Figure record extracts:
= = = = = = =

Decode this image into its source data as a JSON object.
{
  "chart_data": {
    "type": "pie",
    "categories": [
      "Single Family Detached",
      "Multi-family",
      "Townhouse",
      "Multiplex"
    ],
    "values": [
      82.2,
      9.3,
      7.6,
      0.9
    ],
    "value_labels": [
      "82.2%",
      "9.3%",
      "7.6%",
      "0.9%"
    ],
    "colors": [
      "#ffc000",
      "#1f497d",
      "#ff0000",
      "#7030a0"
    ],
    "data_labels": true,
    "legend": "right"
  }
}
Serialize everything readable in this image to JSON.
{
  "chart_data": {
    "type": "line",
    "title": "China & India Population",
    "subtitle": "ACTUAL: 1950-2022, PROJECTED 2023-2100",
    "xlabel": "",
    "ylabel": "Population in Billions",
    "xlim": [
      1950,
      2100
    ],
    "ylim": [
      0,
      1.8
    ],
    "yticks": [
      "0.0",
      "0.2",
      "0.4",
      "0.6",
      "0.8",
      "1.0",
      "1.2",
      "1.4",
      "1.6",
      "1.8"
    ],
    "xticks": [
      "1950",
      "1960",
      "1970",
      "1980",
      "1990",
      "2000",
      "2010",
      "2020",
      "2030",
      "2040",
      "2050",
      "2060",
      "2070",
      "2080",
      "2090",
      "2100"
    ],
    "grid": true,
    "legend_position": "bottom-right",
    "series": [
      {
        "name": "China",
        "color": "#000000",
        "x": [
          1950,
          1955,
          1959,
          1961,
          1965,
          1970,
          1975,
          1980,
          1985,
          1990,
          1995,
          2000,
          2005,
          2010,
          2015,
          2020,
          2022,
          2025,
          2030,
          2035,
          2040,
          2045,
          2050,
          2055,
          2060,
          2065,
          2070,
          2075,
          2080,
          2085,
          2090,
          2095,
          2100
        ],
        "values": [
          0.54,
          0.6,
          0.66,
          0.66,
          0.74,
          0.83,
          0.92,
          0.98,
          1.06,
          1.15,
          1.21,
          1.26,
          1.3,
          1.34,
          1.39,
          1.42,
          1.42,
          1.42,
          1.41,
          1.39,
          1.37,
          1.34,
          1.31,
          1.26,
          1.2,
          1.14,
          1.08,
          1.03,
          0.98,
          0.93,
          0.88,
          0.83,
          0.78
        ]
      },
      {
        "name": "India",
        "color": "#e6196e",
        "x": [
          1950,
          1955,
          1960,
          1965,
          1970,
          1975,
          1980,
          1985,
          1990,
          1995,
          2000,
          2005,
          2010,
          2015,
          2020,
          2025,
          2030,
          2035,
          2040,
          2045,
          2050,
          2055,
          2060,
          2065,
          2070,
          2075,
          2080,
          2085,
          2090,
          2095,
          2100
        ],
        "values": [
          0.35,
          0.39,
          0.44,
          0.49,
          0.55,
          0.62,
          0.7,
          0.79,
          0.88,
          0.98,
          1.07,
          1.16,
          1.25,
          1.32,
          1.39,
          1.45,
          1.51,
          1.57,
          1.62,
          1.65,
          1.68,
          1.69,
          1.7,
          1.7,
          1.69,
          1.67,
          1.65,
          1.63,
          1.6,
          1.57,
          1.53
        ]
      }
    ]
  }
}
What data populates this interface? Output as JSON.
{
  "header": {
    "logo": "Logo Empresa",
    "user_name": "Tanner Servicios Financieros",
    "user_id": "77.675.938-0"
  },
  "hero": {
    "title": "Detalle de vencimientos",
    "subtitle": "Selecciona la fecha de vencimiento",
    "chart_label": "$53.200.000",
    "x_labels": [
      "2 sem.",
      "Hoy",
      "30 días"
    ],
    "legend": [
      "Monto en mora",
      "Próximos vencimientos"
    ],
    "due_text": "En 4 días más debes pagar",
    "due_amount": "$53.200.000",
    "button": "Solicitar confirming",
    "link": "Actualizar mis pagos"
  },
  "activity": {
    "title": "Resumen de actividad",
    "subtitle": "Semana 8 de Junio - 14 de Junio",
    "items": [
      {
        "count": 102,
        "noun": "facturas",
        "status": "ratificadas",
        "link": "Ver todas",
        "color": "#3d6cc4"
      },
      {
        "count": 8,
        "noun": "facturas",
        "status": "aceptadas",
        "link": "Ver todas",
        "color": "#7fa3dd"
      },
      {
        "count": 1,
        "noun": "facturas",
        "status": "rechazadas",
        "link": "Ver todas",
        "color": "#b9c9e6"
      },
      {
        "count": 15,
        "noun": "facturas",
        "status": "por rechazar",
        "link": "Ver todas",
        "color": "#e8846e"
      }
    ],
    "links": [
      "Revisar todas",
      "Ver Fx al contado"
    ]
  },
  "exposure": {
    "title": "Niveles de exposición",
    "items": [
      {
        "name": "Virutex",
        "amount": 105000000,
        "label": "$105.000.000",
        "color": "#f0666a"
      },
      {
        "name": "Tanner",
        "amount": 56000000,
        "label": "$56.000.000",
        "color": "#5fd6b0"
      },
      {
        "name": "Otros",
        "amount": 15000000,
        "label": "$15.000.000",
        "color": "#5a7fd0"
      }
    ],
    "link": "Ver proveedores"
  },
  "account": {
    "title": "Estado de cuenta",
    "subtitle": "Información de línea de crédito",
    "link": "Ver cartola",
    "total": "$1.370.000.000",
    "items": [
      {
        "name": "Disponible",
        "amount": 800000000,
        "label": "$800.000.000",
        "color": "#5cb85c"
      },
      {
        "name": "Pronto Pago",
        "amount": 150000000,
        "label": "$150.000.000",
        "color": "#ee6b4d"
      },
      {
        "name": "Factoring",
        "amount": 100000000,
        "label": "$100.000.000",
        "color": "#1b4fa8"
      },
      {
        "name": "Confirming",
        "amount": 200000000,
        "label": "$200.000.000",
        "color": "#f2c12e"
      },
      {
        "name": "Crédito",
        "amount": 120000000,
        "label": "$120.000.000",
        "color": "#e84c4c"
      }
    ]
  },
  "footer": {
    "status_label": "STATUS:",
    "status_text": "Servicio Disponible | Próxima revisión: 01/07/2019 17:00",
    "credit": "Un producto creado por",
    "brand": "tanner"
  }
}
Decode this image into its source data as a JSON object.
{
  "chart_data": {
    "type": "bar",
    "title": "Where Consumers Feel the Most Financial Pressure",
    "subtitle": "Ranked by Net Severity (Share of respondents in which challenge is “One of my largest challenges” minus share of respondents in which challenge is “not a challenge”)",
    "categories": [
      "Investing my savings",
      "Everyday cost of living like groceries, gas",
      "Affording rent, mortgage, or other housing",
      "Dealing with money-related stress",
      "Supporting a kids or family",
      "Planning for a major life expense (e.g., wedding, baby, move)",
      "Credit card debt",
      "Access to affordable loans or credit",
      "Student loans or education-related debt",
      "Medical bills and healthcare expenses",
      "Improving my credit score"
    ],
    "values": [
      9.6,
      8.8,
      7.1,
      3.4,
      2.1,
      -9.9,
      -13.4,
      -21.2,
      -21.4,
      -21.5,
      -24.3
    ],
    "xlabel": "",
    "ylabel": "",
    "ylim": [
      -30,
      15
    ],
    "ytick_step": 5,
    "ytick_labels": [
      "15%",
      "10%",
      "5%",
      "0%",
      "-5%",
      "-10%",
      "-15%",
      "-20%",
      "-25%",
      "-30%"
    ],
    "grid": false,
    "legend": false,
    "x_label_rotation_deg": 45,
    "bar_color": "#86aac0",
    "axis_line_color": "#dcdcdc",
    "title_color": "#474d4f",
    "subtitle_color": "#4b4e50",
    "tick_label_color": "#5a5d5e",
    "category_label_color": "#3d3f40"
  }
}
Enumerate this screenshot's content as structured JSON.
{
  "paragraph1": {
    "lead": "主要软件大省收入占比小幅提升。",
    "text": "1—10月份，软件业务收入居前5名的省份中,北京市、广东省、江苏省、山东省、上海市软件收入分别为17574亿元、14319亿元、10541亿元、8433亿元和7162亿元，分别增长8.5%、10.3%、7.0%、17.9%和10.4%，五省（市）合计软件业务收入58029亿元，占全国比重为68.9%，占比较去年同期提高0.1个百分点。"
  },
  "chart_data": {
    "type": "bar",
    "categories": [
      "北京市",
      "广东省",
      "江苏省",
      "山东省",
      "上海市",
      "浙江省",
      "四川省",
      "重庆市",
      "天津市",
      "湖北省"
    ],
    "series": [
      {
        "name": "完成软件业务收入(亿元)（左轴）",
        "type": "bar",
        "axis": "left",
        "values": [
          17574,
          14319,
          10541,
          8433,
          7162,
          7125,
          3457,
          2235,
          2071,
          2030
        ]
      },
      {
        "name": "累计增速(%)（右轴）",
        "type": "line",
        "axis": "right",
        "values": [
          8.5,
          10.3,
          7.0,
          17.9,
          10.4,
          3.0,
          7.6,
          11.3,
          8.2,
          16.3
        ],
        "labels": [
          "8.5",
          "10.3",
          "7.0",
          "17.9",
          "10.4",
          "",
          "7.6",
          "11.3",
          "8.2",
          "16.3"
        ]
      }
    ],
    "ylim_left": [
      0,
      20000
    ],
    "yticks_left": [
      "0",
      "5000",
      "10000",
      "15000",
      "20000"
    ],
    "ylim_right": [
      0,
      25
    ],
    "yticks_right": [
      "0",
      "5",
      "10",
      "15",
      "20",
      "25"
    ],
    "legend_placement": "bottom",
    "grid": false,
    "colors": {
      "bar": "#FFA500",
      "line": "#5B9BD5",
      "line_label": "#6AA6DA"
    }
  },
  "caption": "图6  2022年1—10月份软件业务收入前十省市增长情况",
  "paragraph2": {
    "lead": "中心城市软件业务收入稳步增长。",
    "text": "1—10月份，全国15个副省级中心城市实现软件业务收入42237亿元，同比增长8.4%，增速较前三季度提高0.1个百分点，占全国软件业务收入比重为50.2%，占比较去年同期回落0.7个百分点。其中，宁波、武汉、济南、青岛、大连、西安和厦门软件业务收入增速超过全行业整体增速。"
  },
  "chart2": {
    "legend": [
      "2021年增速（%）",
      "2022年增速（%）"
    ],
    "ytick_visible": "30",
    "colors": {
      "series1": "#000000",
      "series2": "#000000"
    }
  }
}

= = = = = = =

> Prompt: State how many lines in the records above contain the word "ylabel", giving only the number.

> Result of this exercise: 2